**Exercise requirements:**
Rewrite every item below, replacing "FancyBboxPatch shape" with "Rounded box shape" and keeping everything else the same.

**Data rows:**
--------------------------------

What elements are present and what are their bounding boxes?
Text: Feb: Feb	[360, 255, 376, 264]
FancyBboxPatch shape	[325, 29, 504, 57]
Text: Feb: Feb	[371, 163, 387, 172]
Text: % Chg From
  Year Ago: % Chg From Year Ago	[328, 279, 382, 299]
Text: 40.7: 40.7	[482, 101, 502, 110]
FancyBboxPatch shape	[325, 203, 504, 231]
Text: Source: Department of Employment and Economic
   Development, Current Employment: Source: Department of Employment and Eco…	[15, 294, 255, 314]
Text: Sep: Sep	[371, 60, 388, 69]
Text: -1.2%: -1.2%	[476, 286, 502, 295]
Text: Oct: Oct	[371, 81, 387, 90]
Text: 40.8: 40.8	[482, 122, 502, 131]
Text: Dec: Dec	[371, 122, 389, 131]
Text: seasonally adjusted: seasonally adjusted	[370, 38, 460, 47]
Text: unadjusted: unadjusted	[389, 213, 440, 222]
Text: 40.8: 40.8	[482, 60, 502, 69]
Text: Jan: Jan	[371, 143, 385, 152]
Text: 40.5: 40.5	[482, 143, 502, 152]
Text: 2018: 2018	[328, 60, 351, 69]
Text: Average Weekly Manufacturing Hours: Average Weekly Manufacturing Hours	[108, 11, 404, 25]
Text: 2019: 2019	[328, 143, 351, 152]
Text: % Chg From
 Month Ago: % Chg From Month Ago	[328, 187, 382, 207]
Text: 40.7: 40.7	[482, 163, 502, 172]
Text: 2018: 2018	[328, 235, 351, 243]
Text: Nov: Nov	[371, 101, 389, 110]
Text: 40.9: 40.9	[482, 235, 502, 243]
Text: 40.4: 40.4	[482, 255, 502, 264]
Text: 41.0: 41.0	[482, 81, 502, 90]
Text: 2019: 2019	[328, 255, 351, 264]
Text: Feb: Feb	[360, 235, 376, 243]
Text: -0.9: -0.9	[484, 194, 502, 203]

--------------------------------

**Full solution:**
What elements are present and what are their bounding boxes?
Text: Feb: Feb	[360, 255, 376, 264]
Rounded box shape	[325, 29, 504, 57]
Text: Feb: Feb	[371, 163, 387, 172]
Text: % Chg From
  Year Ago: % Chg From Year Ago	[328, 279, 382, 299]
Text: 40.7: 40.7	[482, 101, 502, 110]
Rounded box shape	[325, 203, 504, 231]
Text: Source: Department of Employment and Economic
   Development, Current Employment: Source: Department of Employment and Eco…	[15, 294, 255, 314]
Text: Sep: Sep	[371, 60, 388, 69]
Text: -1.2%: -1.2%	[476, 286, 502, 295]
Text: Oct: Oct	[371, 81, 387, 90]
Text: 40.8: 40.8	[482, 122, 502, 131]
Text: Dec: Dec	[371, 122, 389, 131]
Text: seasonally adjusted: seasonally adjusted	[370, 38, 460, 47]
Text: unadjusted: unadjusted	[389, 213, 440, 222]
Text: 40.8: 40.8	[482, 60, 502, 69]
Text: Jan: Jan	[371, 143, 385, 152]
Text: 40.5: 40.5	[482, 143, 502, 152]
Text: 2018: 2018	[328, 60, 351, 69]
Text: Average Weekly Manufacturing Hours: Average Weekly Manufacturing Hours	[108, 11, 404, 25]
Text: 2019: 2019	[328, 143, 351, 152]
Text: % Chg From
 Month Ago: % Chg From Month Ago	[328, 187, 382, 207]
Text: 40.7: 40.7	[482, 163, 502, 172]
Text: 2018: 2018	[328, 235, 351, 243]
Text: Nov: Nov	[371, 101, 389, 110]
Text: 40.9: 40.9	[482, 235, 502, 243]
Text: 40.4: 40.4	[482, 255, 502, 264]
Text: 41.0: 41.0	[482, 81, 502, 90]
Text: 2019: 2019	[328, 255, 351, 264]
Text: Feb: Feb	[360, 235, 376, 243]
Text: -0.9: -0.9	[484, 194, 502, 203]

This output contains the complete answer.